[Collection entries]
· · · · · · ·
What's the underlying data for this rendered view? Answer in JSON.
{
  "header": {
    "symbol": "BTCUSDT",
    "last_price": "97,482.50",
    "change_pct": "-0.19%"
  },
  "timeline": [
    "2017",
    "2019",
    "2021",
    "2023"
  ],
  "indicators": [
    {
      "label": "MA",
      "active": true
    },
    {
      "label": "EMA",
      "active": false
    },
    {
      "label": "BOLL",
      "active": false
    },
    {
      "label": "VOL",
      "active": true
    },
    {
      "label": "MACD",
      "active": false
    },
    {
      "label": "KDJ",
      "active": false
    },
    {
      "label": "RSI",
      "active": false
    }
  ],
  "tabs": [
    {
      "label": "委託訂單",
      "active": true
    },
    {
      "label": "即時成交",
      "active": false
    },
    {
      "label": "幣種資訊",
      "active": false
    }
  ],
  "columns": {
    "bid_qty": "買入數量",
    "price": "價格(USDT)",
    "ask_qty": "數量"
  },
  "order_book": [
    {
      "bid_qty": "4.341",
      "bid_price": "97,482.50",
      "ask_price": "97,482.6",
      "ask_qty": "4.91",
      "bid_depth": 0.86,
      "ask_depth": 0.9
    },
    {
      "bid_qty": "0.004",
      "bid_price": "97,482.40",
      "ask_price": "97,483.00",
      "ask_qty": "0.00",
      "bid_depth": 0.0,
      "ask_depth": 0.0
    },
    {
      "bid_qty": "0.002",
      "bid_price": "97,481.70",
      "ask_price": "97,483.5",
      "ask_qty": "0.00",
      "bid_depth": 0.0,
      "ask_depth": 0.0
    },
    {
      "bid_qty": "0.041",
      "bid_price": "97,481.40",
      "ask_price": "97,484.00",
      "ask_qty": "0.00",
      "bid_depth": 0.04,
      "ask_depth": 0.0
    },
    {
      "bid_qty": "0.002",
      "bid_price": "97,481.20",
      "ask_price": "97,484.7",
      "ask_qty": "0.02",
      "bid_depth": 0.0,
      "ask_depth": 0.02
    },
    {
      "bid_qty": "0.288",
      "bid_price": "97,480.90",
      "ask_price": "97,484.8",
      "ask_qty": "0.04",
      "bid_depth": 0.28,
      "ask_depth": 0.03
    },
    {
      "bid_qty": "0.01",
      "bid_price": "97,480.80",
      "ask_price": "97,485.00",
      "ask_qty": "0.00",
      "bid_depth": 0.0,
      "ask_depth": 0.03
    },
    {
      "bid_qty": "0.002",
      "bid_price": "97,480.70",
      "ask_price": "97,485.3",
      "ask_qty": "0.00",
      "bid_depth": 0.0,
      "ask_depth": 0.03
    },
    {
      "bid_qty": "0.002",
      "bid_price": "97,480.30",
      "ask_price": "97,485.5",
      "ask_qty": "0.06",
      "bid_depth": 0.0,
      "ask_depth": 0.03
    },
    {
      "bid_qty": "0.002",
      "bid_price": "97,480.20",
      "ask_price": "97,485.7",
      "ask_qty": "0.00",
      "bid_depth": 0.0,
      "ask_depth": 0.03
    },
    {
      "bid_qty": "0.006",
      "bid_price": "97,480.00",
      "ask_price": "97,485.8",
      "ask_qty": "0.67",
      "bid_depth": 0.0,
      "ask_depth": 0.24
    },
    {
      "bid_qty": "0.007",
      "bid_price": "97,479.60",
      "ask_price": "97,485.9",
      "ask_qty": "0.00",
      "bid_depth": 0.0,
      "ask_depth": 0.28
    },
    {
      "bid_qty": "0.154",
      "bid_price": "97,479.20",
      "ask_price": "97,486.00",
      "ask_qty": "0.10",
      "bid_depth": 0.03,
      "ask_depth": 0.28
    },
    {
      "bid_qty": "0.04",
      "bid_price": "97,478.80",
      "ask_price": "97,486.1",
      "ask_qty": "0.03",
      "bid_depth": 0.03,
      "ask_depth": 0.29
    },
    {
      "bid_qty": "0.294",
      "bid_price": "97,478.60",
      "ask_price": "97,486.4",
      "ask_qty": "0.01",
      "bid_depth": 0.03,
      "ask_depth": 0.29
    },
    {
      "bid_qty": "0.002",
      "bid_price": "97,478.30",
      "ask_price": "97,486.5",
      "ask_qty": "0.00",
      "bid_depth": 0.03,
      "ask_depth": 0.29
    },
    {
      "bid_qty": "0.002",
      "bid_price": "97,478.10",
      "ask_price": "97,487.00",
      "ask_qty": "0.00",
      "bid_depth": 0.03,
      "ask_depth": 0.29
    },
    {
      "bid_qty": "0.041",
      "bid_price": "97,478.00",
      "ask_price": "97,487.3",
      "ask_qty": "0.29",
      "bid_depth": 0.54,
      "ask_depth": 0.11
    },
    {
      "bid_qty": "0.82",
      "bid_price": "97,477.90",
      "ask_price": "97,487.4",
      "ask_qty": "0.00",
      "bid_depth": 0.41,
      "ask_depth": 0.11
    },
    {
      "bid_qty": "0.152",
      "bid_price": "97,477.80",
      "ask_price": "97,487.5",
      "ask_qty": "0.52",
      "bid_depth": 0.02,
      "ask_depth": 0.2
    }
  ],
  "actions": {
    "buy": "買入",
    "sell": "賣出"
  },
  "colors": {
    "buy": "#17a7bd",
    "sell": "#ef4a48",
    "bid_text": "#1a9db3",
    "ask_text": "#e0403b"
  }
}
· · · · · · ·
§ Work required
Provide an exact reproduction of all the entries shown above.

§ Result
What's the underlying data for this rendered view? Answer in JSON.
{
  "header": {
    "symbol": "BTCUSDT",
    "last_price": "97,482.50",
    "change_pct": "-0.19%"
  },
  "timeline": [
    "2017",
    "2019",
    "2021",
    "2023"
  ],
  "indicators": [
    {
      "label": "MA",
      "active": true
    },
    {
      "label": "EMA",
      "active": false
    },
    {
      "label": "BOLL",
      "active": false
    },
    {
      "label": "VOL",
      "active": true
    },
    {
      "label": "MACD",
      "active": false
    },
    {
      "label": "KDJ",
      "active": false
    },
    {
      "label": "RSI",
      "active": false
    }
  ],
  "tabs": [
    {
      "label": "委託訂單",
      "active": true
    },
    {
      "label": "即時成交",
      "active": false
    },
    {
      "label": "幣種資訊",
      "active": false
    }
  ],
  "columns": {
    "bid_qty": "買入數量",
    "price": "價格(USDT)",
    "ask_qty": "數量"
  },
  "order_book": [
    {
      "bid_qty": "4.341",
      "bid_price": "97,482.50",
      "ask_price": "97,482.6",
      "ask_qty": "4.91",
      "bid_depth": 0.86,
      "ask_depth": 0.9
    },
    {
      "bid_qty": "0.004",
      "bid_price": "97,482.40",
      "ask_price": "97,483.00",
      "ask_qty": "0.00",
      "bid_depth": 0.0,
      "ask_depth": 0.0
    },
    {
      "bid_qty": "0.002",
      "bid_price": "97,481.70",
      "ask_price": "97,483.5",
      "ask_qty": "0.00",
      "bid_depth": 0.0,
      "ask_depth": 0.0
    },
    {
      "bid_qty": "0.041",
      "bid_price": "97,481.40",
      "ask_price": "97,484.00",
      "ask_qty": "0.00",
      "bid_depth": 0.04,
      "ask_depth": 0.0
    },
    {
      "bid_qty": "0.002",
      "bid_price": "97,481.20",
      "ask_price": "97,484.7",
      "ask_qty": "0.02",
      "bid_depth": 0.0,
      "ask_depth": 0.02
    },
    {
      "bid_qty": "0.288",
      "bid_price": "97,480.90",
      "ask_price": "97,484.8",
      "ask_qty": "0.04",
      "bid_depth": 0.28,
      "ask_depth": 0.03
    },
    {
      "bid_qty": "0.01",
      "bid_price": "97,480.80",
      "ask_price": "97,485.00",
      "ask_qty": "0.00",
      "bid_depth": 0.0,
      "ask_depth": 0.03
    },
    {
      "bid_qty": "0.002",
      "bid_price": "97,480.70",
      "ask_price": "97,485.3",
      "ask_qty": "0.00",
      "bid_depth": 0.0,
      "ask_depth": 0.03
    },
    {
      "bid_qty": "0.002",
      "bid_price": "97,480.30",
      "ask_price": "97,485.5",
      "ask_qty": "0.06",
      "bid_depth": 0.0,
      "ask_depth": 0.03
    },
    {
      "bid_qty": "0.002",
      "bid_price": "97,480.20",
      "ask_price": "97,485.7",
      "ask_qty": "0.00",
      "bid_depth": 0.0,
      "ask_depth": 0.03
    },
    {
      "bid_qty": "0.006",
      "bid_price": "97,480.00",
      "ask_price": "97,485.8",
      "ask_qty": "0.67",
      "bid_depth": 0.0,
      "ask_depth": 0.24
    },
    {
      "bid_qty": "0.007",
      "bid_price": "97,479.60",
      "ask_price": "97,485.9",
      "ask_qty": "0.00",
      "bid_depth": 0.0,
      "ask_depth": 0.28
    },
    {
      "bid_qty": "0.154",
      "bid_price": "97,479.20",
      "ask_price": "97,486.00",
      "ask_qty": "0.10",
      "bid_depth": 0.03,
      "ask_depth": 0.28
    },
    {
      "bid_qty": "0.04",
      "bid_price": "97,478.80",
      "ask_price": "97,486.1",
      "ask_qty": "0.03",
      "bid_depth": 0.03,
      "ask_depth": 0.29
    },
    {
      "bid_qty": "0.294",
      "bid_price": "97,478.60",
      "ask_price": "97,486.4",
      "ask_qty": "0.01",
      "bid_depth": 0.03,
      "ask_depth": 0.29
    },
    {
      "bid_qty": "0.002",
      "bid_price": "97,478.30",
      "ask_price": "97,486.5",
      "ask_qty": "0.00",
      "bid_depth": 0.03,
      "ask_depth": 0.29
    },
    {
      "bid_qty": "0.002",
      "bid_price": "97,478.10",
      "ask_price": "97,487.00",
      "ask_qty": "0.00",
      "bid_depth": 0.03,
      "ask_depth": 0.29
    },
    {
      "bid_qty": "0.041",
      "bid_price": "97,478.00",
      "ask_price": "97,487.3",
      "ask_qty": "0.29",
      "bid_depth": 0.54,
      "ask_depth": 0.11
    },
    {
      "bid_qty": "0.82",
      "bid_price": "97,477.90",
      "ask_price": "97,487.4",
      "ask_qty": "0.00",
      "bid_depth": 0.41,
      "ask_depth": 0.11
    },
    {
      "bid_qty": "0.152",
      "bid_price": "97,477.80",
      "ask_price": "97,487.5",
      "ask_qty": "0.52",
      "bid_depth": 0.02,
      "ask_depth": 0.2
    }
  ],
  "actions": {
    "buy": "買入",
    "sell": "賣出"
  },
  "colors": {
    "buy": "#17a7bd",
    "sell": "#ef4a48",
    "bid_text": "#1a9db3",
    "ask_text": "#e0403b"
  }
}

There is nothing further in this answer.